» **What the exercise asks**:
All lines holding the string "характера" are to be shown.
------------------------------------------------------------
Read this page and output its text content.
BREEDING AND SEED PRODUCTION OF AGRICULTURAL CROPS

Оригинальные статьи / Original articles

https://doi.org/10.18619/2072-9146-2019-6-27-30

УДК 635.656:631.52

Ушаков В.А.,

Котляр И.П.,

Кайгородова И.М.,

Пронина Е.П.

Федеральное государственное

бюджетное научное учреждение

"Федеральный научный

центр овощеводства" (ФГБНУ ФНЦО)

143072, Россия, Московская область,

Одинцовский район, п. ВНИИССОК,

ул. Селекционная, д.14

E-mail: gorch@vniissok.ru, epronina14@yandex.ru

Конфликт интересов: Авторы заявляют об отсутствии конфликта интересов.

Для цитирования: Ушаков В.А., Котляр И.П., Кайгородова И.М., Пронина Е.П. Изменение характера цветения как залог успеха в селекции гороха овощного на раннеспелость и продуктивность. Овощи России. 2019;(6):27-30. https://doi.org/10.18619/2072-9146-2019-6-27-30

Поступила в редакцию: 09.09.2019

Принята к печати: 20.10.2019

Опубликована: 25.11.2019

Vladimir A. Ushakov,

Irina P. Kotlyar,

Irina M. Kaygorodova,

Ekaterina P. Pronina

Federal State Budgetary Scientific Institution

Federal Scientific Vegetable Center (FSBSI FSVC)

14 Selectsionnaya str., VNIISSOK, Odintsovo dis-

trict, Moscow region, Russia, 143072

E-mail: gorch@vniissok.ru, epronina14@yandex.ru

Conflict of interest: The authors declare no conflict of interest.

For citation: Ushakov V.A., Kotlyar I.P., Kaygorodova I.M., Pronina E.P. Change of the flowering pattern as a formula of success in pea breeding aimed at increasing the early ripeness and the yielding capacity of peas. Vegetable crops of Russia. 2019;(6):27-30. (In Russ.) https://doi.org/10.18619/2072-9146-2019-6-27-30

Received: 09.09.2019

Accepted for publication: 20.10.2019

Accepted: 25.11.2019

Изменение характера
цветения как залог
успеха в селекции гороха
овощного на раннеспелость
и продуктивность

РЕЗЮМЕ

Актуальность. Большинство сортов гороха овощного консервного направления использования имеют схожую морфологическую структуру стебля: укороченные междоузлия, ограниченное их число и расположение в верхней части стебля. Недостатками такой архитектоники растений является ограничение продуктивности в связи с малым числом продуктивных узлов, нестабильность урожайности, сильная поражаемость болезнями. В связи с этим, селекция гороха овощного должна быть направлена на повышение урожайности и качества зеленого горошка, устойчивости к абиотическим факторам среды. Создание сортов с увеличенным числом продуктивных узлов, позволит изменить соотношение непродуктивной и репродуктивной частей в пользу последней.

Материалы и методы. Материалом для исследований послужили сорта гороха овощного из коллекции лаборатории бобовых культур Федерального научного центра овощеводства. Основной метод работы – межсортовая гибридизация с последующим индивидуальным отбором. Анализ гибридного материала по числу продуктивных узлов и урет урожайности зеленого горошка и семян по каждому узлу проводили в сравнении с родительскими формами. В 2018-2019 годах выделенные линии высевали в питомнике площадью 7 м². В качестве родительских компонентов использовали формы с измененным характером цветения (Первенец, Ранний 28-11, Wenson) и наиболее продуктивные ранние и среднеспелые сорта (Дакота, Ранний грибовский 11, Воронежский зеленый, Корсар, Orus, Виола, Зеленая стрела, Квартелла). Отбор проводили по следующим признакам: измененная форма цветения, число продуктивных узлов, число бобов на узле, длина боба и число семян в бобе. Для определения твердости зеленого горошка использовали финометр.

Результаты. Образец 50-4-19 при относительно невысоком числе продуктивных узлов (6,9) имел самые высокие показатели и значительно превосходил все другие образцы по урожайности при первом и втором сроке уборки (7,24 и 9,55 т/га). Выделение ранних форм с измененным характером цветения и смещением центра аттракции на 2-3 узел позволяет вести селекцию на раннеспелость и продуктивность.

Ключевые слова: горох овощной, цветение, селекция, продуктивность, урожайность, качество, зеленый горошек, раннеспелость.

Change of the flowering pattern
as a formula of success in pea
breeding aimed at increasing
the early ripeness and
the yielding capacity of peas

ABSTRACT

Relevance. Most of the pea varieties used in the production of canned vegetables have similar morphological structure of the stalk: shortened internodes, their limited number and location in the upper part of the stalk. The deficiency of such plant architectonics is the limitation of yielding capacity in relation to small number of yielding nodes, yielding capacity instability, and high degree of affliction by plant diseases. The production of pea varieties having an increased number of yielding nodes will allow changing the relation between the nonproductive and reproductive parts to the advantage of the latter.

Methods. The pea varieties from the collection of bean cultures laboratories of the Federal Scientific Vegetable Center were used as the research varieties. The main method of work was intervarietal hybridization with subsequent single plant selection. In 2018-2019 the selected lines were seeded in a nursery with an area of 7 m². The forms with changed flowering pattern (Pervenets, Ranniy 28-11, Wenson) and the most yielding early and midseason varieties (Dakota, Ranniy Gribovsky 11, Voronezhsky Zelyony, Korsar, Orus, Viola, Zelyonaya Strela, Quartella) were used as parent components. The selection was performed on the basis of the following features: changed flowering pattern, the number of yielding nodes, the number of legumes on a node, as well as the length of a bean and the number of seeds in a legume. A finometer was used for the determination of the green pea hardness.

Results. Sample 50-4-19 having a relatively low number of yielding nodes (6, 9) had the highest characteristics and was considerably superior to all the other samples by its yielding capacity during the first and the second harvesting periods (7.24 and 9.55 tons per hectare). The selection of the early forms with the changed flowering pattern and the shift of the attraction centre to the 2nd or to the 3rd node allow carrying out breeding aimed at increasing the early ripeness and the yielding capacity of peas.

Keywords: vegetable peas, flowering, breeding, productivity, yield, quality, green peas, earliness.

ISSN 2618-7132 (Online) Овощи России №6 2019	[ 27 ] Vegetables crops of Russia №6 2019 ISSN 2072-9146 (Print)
------------------------------------------------------------
» **Task response**:
Для цитирования: Ушаков В.А., Котляр И.П., Кайгородова И.М., Пронина Е.П. Изменение характера цветения как залог успеха в селекции гороха овощного на раннеспелость и продуктивность. Овощи России. 2019;(6):27-30. https://doi.org/10.18619/2072-9146-2019-6-27-30
Изменение характера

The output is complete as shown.